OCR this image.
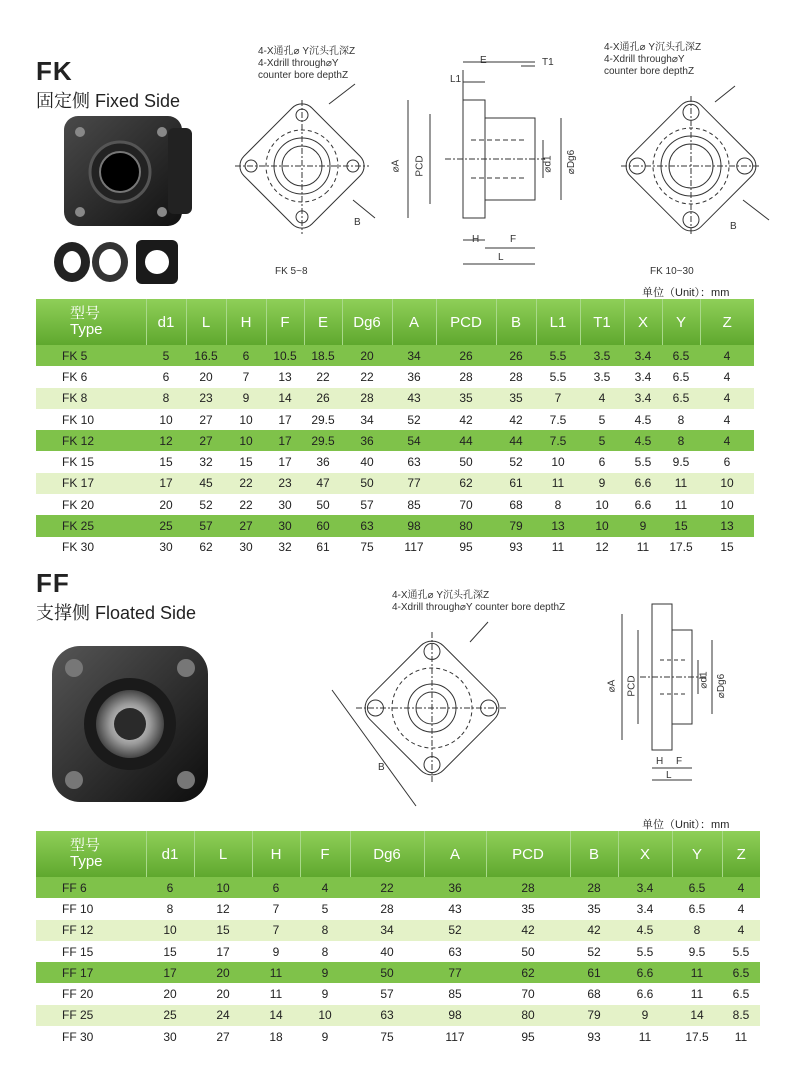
FK
固定侧 Fixed Side
4-X通孔⌀ Y沉头孔深Z
4-Xdrill through⌀Y
counter bore depthZ
4-X通孔⌀ Y沉头孔深Z
4-Xdrill through⌀Y
counter bore depthZ
FK 5~8	FK 10~30
E	T1
L1
⌀A PCD	⌀d1 ⌀Dg6
H	F
L
B	B
单位（Unit）：mm
型号
Type	d1	L	H	F	E	Dg6	A	PCD	B	L1	T1	X	Y	Z
FK 5	5	16.5	6	10.5	18.5	20	34	26	26	5.5	3.5	3.4	6.5	4
FK 6	6	20	7	13	22	22	36	28	28	5.5	3.5	3.4	6.5	4
FK 8	8	23	9	14	26	28	43	35	35	7	4	3.4	6.5	4
FK 10	10	27	10	17	29.5	34	52	42	42	7.5	5	4.5	8	4
FK 12	12	27	10	17	29.5	36	54	44	44	7.5	5	4.5	8	4
FK 15	15	32	15	17	36	40	63	50	52	10	6	5.5	9.5	6
FK 17	17	45	22	23	47	50	77	62	61	11	9	6.6	11	10
FK 20	20	52	22	30	50	57	85	70	68	8	10	6.6	11	10
FK 25	25	57	27	30	60	63	98	80	79	13	10	9	15	13
FK 30	30	62	30	32	61	75	117	95	93	11	12	11	17.5	15
FF
支撑侧 Floated Side
4-X通孔⌀ Y沉头孔深Z
4-Xdrill through⌀Y counter bore depthZ
⌀A PCD	⌀d1 ⌀Dg6
H F
L
B
单位（Unit）：mm
型号
Type	d1	L	H	F	Dg6	A	PCD	B	X	Y	Z
FF 6	6	10	6	4	22	36	28	28	3.4	6.5	4
FF 10	8	12	7	5	28	43	35	35	3.4	6.5	4
FF 12	10	15	7	8	34	52	42	42	4.5	8	4
FF 15	15	17	9	8	40	63	50	52	5.5	9.5	5.5
FF 17	17	20	11	9	50	77	62	61	6.6	11	6.5
FF 20	20	20	11	9	57	85	70	68	6.6	11	6.5
FF 25	25	24	14	10	63	98	80	79	9	14	8.5
FF 30	30	27	18	9	75	117	95	93	11	17.5	11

:::

WHAT YOU WILL DO: Reproduce the data word for word, excluding its pictures.

CORRECT RESPONSE:
OCR this image.
FK
固定侧 Fixed Side
4-X通孔⌀ Y沉头孔深Z
4-Xdrill through⌀Y
counter bore depthZ
4-X通孔⌀ Y沉头孔深Z
4-Xdrill through⌀Y
counter bore depthZ
FK 5~8	FK 10~30
E	T1
L1
⌀A PCD	⌀d1 ⌀Dg6
H	F
L
B	B
单位（Unit）：mm
型号
Type	d1	L	H	F	E	Dg6	A	PCD	B	L1	T1	X	Y	Z
FK 5	5	16.5	6	10.5	18.5	20	34	26	26	5.5	3.5	3.4	6.5	4
FK 6	6	20	7	13	22	22	36	28	28	5.5	3.5	3.4	6.5	4
FK 8	8	23	9	14	26	28	43	35	35	7	4	3.4	6.5	4
FK 10	10	27	10	17	29.5	34	52	42	42	7.5	5	4.5	8	4
FK 12	12	27	10	17	29.5	36	54	44	44	7.5	5	4.5	8	4
FK 15	15	32	15	17	36	40	63	50	52	10	6	5.5	9.5	6
FK 17	17	45	22	23	47	50	77	62	61	11	9	6.6	11	10
FK 20	20	52	22	30	50	57	85	70	68	8	10	6.6	11	10
FK 25	25	57	27	30	60	63	98	80	79	13	10	9	15	13
FK 30	30	62	30	32	61	75	117	95	93	11	12	11	17.5	15
FF
支撑侧 Floated Side
4-X通孔⌀ Y沉头孔深Z
4-Xdrill through⌀Y counter bore depthZ
⌀A PCD	⌀d1 ⌀Dg6
H F
L
B
单位（Unit）：mm
型号
Type	d1	L	H	F	Dg6	A	PCD	B	X	Y	Z
FF 6	6	10	6	4	22	36	28	28	3.4	6.5	4
FF 10	8	12	7	5	28	43	35	35	3.4	6.5	4
FF 12	10	15	7	8	34	52	42	42	4.5	8	4
FF 15	15	17	9	8	40	63	50	52	5.5	9.5	5.5
FF 17	17	20	11	9	50	77	62	61	6.6	11	6.5
FF 20	20	20	11	9	57	85	70	68	6.6	11	6.5
FF 25	25	24	14	10	63	98	80	79	9	14	8.5
FF 30	30	27	18	9	75	117	95	93	11	17.5	11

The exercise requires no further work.